■ TEKS YANG DIBERIKAN

Undang-Undang Pajak Trump Tunda Proyek Hidrogen dan Energi Bersih ExxonMobil

Proyek Hidrogen Rendah Karbon ExxonMobil Menghadapi Tantangan
ExxonMobil Corp, salah satu perusahaan energi terbesar di dunia, mengungkapkan kekhawatiran terkait proyek pembangunan pabrik hidrogen rendah karbon terbesar di dunia yang berada di Texas. Proyek ini kini bisa menghadapi penundaan setelah adanya perubahan kebijakan pajak dan belanja yang dilakukan oleh pemerintahan sebelumnya.
CEO ExxonMobil, Darren Woods, menyatakan bahwa kemungkinan penundaan dalam pasokan gas rendah karbon untuk pusat data AI dan litium menjadi hal yang memprihatinkan. Ia menegaskan bahwa perusahaan hanya akan melanjutkan proyek tersebut jika ada jalur bisnis yang jelas dan dapat memberikan imbal hasil bagi investor.
"Jika kami tidak dapat melihat jalur menuju bisnis yang digerakkan pasar, kami tidak akan melanjutkan proyek ini," ujarnya dalam wawancara dengan Bloomberg.
Sejak beberapa tahun terakhir, ExxonMobil telah merencanakan berbagai proyek rendah karbon sebagai bagian dari upaya perusahaan untuk menjadi pelopor dalam mitigasi emisi industri dan menjawab kritik terkait perubahan iklim. Namun, penghapusan subsidi era sebelumnya oleh pemerintahan tertentu menimbulkan ancaman terhadap profitabilitas proyek-proyek tersebut.

Data penguraian halaman terstruktur:
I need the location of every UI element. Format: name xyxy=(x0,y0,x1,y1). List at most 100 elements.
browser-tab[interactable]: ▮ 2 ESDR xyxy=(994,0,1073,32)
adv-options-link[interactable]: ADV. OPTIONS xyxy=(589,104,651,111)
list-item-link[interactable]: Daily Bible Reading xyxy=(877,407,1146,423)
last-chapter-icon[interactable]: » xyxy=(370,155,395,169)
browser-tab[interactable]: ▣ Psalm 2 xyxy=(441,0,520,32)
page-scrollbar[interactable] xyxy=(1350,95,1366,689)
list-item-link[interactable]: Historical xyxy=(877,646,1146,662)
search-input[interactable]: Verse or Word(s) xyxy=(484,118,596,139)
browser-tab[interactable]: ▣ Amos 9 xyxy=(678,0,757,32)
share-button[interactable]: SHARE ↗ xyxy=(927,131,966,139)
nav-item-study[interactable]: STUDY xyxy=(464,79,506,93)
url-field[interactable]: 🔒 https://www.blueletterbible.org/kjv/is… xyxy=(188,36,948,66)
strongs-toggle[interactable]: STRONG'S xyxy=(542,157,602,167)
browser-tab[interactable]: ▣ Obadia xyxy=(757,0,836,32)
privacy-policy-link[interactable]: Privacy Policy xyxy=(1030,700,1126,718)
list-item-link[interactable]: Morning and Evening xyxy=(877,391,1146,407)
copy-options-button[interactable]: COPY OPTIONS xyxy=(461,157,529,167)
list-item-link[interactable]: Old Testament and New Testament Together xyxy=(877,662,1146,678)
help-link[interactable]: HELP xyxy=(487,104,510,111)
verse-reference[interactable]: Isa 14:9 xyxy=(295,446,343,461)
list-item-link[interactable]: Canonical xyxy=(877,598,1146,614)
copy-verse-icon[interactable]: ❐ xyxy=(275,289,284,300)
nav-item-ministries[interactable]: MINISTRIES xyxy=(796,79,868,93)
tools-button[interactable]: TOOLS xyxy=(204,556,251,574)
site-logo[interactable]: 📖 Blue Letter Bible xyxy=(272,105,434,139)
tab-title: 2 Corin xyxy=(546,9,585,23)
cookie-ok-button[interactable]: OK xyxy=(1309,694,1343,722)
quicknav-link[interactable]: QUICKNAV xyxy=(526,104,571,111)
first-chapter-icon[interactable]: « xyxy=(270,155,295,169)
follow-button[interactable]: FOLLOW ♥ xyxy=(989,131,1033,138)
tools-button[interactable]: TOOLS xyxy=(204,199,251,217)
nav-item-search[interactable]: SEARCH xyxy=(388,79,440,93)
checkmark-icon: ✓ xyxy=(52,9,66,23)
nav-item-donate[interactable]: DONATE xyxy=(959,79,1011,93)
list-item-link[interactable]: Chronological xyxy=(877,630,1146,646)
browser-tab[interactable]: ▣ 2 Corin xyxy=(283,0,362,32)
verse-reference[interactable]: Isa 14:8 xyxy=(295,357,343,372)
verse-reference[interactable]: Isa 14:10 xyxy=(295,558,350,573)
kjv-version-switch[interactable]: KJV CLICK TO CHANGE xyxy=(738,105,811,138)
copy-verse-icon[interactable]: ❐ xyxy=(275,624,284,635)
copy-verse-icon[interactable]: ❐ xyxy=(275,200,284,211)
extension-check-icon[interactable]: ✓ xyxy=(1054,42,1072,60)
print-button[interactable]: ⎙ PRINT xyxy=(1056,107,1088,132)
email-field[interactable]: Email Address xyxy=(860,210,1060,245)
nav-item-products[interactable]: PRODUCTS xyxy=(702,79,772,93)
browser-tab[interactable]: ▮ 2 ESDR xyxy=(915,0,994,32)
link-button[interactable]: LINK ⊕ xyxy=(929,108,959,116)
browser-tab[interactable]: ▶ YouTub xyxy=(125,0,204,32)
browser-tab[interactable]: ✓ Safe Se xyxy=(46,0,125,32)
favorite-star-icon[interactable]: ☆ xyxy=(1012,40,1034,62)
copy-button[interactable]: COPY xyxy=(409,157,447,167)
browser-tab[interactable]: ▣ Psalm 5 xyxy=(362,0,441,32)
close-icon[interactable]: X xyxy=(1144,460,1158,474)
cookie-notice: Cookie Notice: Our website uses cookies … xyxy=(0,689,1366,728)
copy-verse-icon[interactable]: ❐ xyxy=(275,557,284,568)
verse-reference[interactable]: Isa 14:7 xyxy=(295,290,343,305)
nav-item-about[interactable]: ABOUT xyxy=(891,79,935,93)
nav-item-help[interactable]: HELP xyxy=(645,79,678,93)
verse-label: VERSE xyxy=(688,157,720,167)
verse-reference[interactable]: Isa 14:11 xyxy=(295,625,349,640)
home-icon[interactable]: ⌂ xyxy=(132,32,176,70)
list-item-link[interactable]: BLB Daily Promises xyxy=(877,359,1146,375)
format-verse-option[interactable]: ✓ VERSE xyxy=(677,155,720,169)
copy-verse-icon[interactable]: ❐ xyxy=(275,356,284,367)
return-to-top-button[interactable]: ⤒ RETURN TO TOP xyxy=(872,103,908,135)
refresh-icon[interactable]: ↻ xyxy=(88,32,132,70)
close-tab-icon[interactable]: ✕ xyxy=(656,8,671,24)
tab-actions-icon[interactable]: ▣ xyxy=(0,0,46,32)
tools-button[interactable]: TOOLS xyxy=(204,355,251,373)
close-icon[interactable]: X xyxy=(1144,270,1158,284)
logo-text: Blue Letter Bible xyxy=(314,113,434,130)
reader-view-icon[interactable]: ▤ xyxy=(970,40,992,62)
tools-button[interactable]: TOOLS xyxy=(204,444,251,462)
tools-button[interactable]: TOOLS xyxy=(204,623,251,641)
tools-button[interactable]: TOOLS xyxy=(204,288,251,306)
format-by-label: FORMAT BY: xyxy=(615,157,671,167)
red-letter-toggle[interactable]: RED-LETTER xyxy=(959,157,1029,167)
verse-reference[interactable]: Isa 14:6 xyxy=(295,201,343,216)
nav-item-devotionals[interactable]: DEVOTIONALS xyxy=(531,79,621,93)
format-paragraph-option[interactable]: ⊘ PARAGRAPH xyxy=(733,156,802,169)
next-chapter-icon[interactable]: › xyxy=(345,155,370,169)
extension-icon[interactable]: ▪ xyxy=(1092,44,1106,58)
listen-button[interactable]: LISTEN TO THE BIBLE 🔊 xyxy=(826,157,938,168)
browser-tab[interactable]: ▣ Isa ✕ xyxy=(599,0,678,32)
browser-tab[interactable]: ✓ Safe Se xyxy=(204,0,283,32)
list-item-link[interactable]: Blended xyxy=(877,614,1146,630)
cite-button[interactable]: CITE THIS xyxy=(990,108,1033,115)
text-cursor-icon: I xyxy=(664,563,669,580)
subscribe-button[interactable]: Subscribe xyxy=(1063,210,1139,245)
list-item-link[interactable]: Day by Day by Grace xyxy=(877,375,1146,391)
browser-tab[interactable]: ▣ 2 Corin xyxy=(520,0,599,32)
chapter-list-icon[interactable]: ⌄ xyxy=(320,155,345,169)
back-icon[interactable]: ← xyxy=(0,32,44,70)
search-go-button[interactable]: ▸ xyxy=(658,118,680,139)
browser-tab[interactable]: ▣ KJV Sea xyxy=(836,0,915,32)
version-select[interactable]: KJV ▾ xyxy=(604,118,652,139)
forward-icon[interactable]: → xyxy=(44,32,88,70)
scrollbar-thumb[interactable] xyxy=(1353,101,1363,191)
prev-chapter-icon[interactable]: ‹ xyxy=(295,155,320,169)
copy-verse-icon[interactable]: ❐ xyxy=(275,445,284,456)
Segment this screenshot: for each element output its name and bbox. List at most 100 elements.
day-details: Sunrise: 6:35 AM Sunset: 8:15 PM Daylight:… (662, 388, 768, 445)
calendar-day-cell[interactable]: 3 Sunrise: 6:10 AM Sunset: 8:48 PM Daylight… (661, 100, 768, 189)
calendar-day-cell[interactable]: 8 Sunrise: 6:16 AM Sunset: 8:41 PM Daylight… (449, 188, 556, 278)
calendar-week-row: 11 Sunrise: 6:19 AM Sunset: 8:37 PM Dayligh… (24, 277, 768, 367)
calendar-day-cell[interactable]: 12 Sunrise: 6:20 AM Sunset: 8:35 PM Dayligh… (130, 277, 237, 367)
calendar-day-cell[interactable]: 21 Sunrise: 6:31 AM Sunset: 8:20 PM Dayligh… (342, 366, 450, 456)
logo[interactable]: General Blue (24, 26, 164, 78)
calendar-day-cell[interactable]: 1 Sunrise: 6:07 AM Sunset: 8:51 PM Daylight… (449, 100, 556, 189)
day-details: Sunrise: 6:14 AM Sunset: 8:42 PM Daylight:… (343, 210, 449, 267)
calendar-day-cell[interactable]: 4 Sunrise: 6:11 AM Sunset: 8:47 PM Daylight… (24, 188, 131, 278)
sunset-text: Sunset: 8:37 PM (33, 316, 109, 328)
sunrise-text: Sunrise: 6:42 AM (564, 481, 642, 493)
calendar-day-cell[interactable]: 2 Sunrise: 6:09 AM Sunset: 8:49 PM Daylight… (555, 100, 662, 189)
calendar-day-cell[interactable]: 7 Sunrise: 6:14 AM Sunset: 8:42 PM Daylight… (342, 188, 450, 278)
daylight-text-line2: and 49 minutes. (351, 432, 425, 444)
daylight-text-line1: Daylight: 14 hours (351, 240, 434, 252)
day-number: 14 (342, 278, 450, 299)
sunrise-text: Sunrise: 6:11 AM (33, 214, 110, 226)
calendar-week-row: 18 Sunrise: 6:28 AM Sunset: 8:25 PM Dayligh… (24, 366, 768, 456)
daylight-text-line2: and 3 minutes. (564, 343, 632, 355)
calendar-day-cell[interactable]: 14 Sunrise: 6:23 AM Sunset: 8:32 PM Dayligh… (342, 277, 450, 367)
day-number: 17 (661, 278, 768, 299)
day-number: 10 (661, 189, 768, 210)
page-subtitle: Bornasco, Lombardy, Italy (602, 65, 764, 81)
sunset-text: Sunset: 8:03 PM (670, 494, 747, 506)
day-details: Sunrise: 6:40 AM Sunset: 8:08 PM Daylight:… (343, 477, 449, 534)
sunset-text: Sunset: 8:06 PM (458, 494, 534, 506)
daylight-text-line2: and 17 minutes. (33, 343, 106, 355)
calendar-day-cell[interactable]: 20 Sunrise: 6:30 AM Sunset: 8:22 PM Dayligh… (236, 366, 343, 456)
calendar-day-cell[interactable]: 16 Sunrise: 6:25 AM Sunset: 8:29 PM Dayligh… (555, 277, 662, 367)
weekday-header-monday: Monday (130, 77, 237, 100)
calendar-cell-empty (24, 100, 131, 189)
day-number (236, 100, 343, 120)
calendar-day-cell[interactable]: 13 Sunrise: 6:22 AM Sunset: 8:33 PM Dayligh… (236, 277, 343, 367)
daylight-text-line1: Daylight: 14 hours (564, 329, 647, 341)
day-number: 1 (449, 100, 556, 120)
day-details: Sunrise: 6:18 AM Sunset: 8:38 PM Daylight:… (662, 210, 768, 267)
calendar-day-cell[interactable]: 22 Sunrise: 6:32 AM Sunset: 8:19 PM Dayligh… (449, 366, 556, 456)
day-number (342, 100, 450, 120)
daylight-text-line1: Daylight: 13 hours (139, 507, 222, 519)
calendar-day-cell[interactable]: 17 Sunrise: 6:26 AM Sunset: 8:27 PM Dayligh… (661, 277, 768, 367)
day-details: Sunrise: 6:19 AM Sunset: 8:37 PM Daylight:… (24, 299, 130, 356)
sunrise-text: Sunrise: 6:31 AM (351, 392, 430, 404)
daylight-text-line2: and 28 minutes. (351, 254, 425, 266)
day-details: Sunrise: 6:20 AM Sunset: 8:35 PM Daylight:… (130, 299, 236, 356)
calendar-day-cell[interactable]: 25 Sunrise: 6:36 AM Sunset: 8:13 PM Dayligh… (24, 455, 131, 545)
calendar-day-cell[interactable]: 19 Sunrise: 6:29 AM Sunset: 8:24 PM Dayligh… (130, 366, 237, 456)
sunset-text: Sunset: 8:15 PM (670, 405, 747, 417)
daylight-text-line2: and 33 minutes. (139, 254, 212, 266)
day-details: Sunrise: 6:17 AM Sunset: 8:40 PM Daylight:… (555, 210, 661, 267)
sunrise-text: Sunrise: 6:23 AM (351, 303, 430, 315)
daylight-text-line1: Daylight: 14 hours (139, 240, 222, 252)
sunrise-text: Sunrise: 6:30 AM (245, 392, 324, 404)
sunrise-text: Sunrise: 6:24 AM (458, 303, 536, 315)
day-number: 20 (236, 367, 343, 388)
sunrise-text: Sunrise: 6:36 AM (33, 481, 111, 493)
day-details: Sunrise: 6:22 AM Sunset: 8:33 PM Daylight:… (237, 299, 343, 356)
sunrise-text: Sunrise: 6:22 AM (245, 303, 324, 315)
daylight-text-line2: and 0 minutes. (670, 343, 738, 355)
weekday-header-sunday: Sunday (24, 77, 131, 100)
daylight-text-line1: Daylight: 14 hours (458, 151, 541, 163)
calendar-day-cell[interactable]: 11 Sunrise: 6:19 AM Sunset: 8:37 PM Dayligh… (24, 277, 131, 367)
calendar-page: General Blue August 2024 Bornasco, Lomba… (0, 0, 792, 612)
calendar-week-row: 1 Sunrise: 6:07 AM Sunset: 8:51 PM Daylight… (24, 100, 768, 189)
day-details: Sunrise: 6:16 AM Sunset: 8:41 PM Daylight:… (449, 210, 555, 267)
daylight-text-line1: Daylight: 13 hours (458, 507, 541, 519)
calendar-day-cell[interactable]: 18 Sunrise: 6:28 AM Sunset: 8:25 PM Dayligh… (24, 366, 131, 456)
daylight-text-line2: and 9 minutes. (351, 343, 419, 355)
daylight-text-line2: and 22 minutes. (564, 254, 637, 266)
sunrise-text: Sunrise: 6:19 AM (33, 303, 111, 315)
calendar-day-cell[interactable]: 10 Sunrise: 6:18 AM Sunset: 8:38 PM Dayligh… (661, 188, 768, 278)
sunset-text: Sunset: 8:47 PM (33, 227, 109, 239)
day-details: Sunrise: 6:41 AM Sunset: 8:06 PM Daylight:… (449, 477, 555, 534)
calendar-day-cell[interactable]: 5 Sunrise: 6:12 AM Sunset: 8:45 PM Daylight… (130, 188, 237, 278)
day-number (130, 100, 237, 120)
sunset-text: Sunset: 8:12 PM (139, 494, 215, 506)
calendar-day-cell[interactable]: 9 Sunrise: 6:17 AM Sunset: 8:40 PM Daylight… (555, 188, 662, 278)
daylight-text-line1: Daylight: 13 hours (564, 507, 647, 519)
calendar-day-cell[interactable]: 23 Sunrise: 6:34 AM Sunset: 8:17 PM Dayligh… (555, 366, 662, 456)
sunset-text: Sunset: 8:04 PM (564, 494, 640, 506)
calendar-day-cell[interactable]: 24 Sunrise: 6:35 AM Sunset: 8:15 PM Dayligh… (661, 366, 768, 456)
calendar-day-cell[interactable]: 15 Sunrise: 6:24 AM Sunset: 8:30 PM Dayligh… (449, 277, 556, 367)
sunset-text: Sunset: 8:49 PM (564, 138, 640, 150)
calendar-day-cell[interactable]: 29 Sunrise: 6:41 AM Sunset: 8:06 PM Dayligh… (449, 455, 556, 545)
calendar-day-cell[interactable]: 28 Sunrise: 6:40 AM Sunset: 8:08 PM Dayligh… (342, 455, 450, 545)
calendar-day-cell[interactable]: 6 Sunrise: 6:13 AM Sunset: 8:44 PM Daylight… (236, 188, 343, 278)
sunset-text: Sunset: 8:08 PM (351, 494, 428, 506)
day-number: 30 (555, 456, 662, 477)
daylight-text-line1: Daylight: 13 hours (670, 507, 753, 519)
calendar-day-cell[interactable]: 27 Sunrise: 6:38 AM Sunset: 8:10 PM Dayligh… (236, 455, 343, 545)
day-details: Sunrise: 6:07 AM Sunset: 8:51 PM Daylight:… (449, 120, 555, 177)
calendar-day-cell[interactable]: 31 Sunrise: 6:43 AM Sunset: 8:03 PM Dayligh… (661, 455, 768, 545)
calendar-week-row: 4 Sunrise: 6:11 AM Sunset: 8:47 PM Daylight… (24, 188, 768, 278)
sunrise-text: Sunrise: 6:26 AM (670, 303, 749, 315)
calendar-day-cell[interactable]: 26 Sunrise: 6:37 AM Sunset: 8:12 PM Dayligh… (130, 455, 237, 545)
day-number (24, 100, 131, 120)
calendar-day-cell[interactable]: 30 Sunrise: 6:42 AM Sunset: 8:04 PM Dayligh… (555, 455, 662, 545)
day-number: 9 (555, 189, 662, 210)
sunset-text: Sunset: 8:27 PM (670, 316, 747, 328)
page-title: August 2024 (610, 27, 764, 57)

■ DAFTAR TUGAS
1. Sebutkan semua nama diri (orang, perusahaan, tempat, dan media) yang muncul dalam teks tentang proyek hidrogen ExxonMobil, masing-masing satu kali.
2. Menurut teks tentang proyek hidrogen ExxonMobil, di negara bagian mana pabrik hidrogen rendah karbon itu berada?
3. Tuliskan kembali tanpa perubahan bagian teks tentang proyek hidrogen ExxonMobil, dimulai dari "CEO ExxonMobil, Darren" dan diakhiri dengan "hasil bagi investor.".
Item-item tersebut tidak diperlukan.

■ HASIL LATIHAN
1. Trump, ExxonMobil Corp, Texas, Darren Woods, Bloomberg

2. Di Texas.

3.
CEO ExxonMobil, Darren Woods, menyatakan bahwa kemungkinan penundaan dalam pasokan gas rendah karbon untuk pusat data AI dan litium menjadi hal yang memprihatinkan. Ia menegaskan bahwa perusahaan hanya akan melanjutkan proyek tersebut jika ada jalur bisnis yang jelas dan dapat memberikan imbal hasil bagi investor.